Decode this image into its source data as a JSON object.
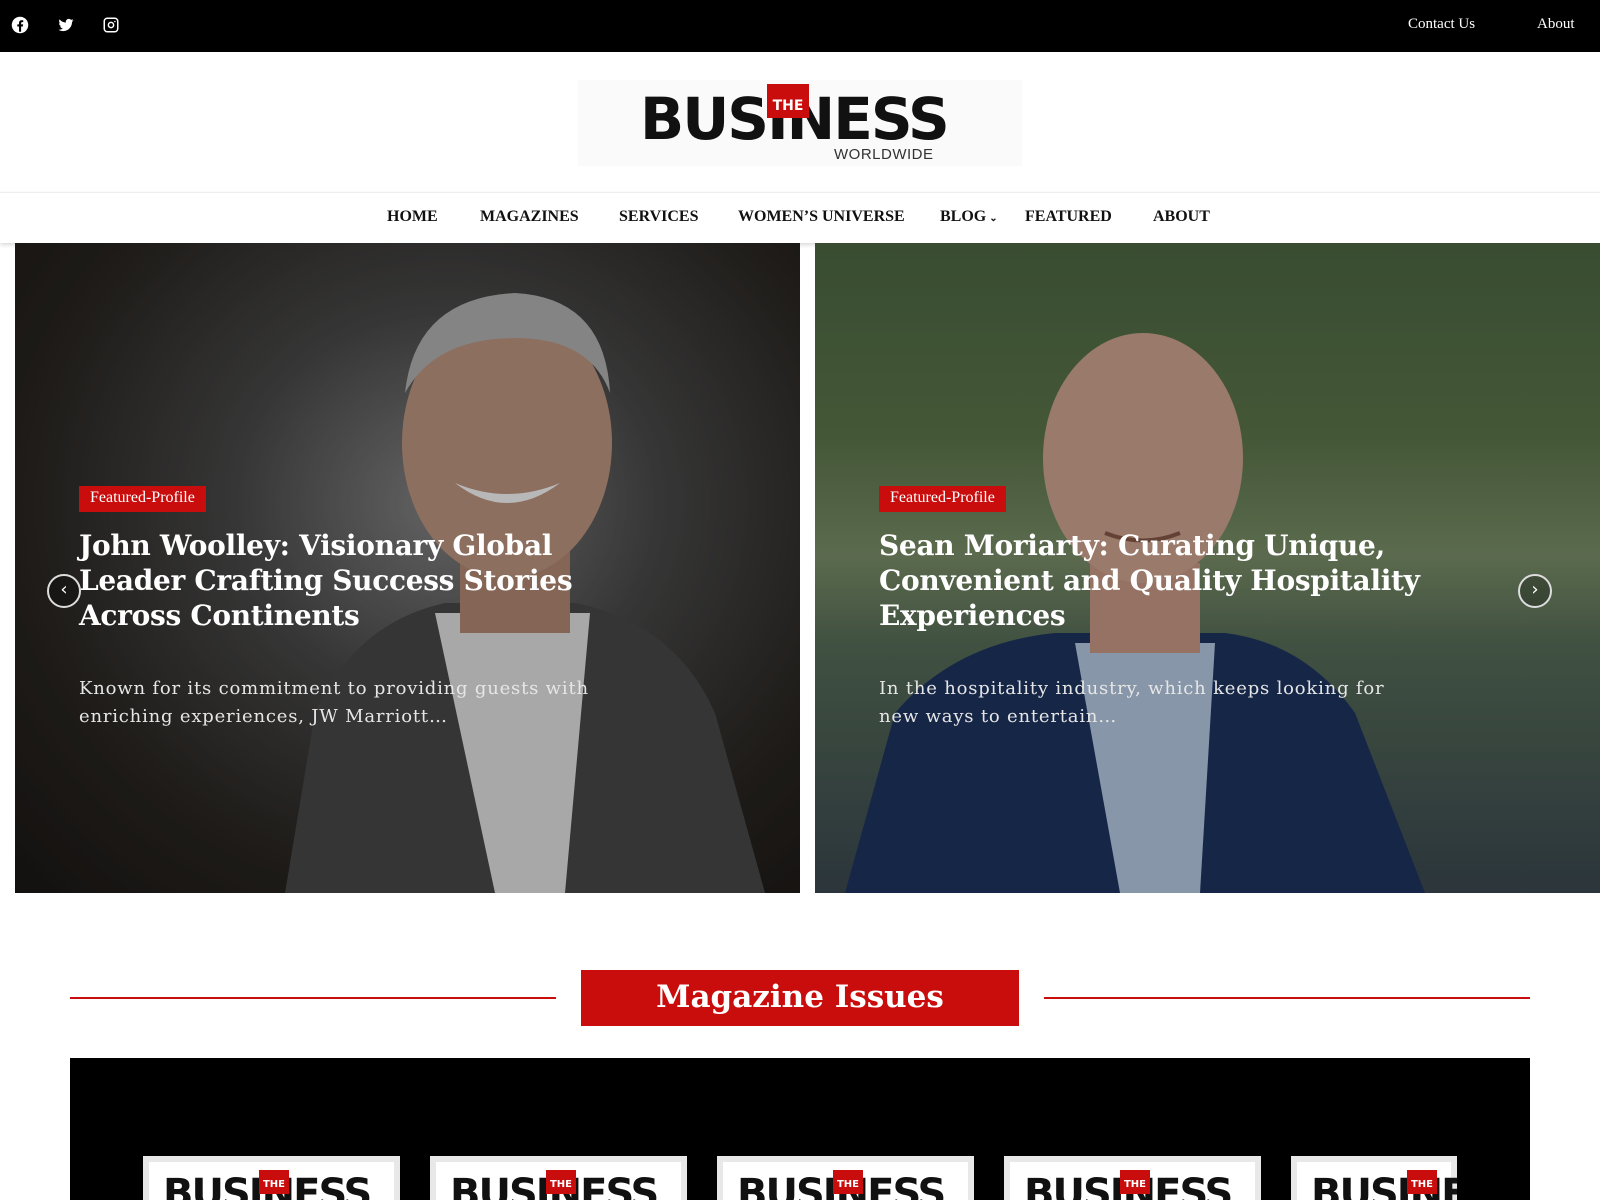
{
  "topbar": {
    "social": [
      "facebook-icon",
      "twitter-icon",
      "instagram-icon"
    ],
    "links": [
      "Contact Us",
      "About"
    ]
  },
  "logo": {
    "the": "THE",
    "main": "BUSINESS",
    "sub": "WORLDWIDE"
  },
  "nav": {
    "items": [
      "HOME",
      "MAGAZINES",
      "SERVICES",
      "WOMEN’S UNIVERSE",
      "BLOG",
      "FEATURED",
      "ABOUT"
    ],
    "chevron": "⌄"
  },
  "hero": {
    "prev_arrow": "‹",
    "next_arrow": "›",
    "slides": [
      {
        "badge": "Featured-Profile",
        "title": "John Woolley: Visionary Global Leader Crafting Success Stories Across Continents",
        "excerpt": "Known for its commitment to providing guests with enriching experiences, JW Marriott…"
      },
      {
        "badge": "Featured-Profile",
        "title": "Sean Moriarty: Curating Unique, Convenient and Quality Hospitality Experiences",
        "excerpt": "In the hospitality industry, which keeps looking for new ways to entertain…"
      }
    ]
  },
  "magazines": {
    "heading": "Magazine Issues",
    "cover_word": "BUSINESS",
    "cover_the": "THE"
  },
  "colors": {
    "brand_red": "#c90c0c",
    "topbar_bg": "#000000"
  }
}
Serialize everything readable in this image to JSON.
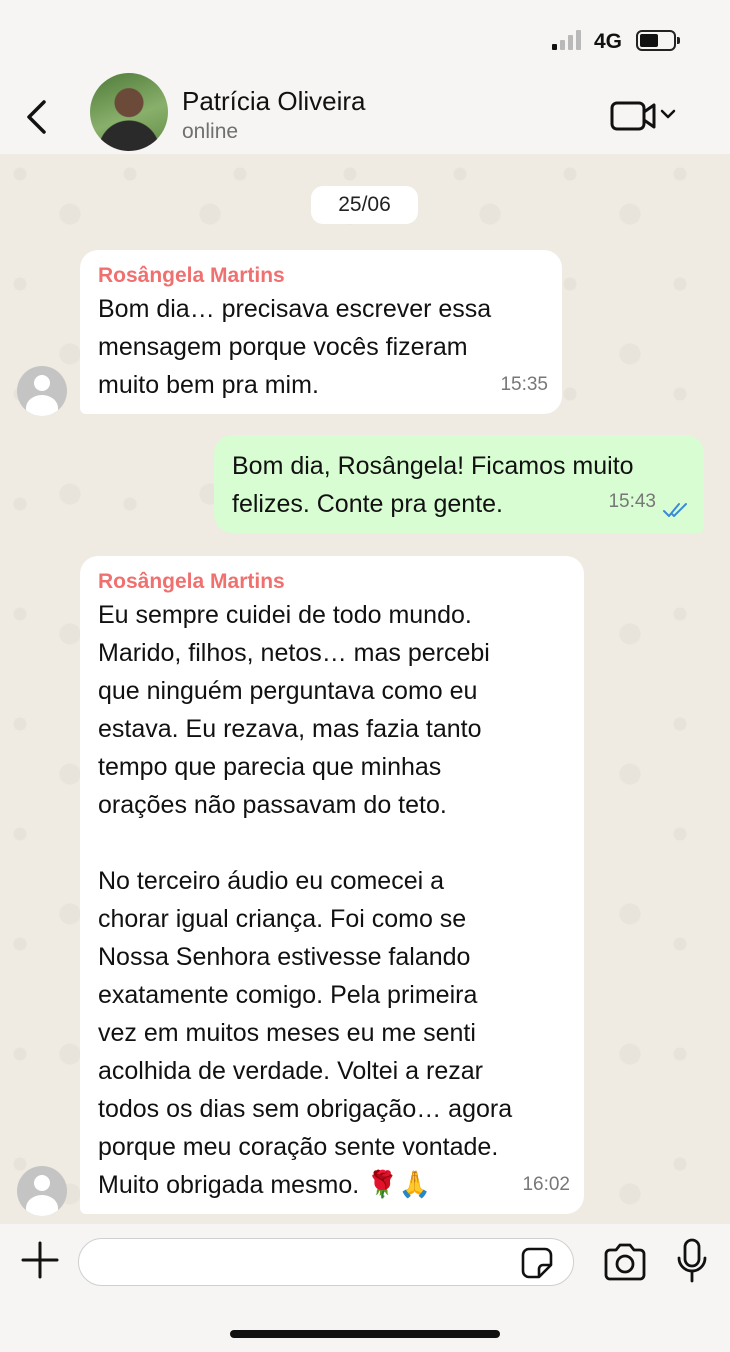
{
  "status_bar": {
    "network": "4G",
    "signal_bars_active": 1,
    "signal_bars_total": 4
  },
  "header": {
    "contact_name": "Patrícia Oliveira",
    "contact_status": "online",
    "back_icon": "chevron-left-icon",
    "video_icon": "video-camera-icon"
  },
  "chat": {
    "date_label": "25/06",
    "messages": [
      {
        "direction": "in",
        "sender": "Rosângela Martins",
        "text": "Bom dia… precisava escrever essa\nmensagem porque vocês fizeram\nmuito bem pra mim.",
        "time": "15:35"
      },
      {
        "direction": "out",
        "text": "Bom dia, Rosângela! Ficamos muito\nfelizes. Conte pra gente.",
        "time": "15:43",
        "read": true
      },
      {
        "direction": "in",
        "sender": "Rosângela Martins",
        "text": "Eu sempre cuidei de todo mundo.\nMarido, filhos, netos… mas percebi\nque ninguém perguntava como eu\nestava. Eu rezava, mas fazia tanto\ntempo que parecia que minhas\norações não passavam do teto.\n\nNo terceiro áudio eu comecei a\nchorar igual criança. Foi como se\nNossa Senhora estivesse falando\nexatamente comigo. Pela primeira\nvez em muitos meses eu me senti\nacolhida de verdade. Voltei a rezar\ntodos os dias sem obrigação… agora\nporque meu coração sente vontade.\nMuito obrigada mesmo.",
        "emoji": "🌹🙏",
        "time": "16:02"
      }
    ]
  },
  "composer": {
    "placeholder": "",
    "icons": [
      "plus-icon",
      "sticker-icon",
      "camera-icon",
      "microphone-icon"
    ]
  },
  "colors": {
    "sender_name": "#f0706f",
    "outgoing_bubble": "#d9fdd3",
    "read_ticks": "#3a8bd6",
    "chat_background": "#efeae2"
  }
}
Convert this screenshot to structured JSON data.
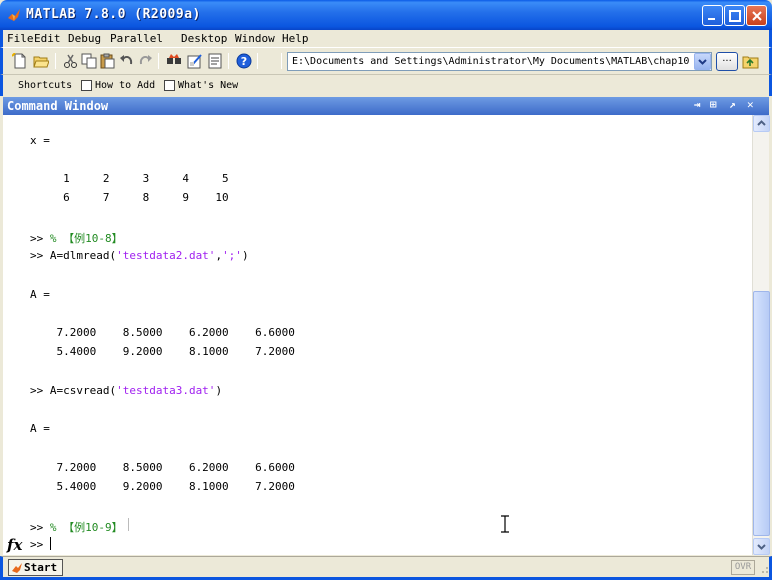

====

▶ DIRECTIONS FOR THIS TASK: Count each line where the string "text" occurs, and write only the number.

▶ RESPONSE BELOW: 3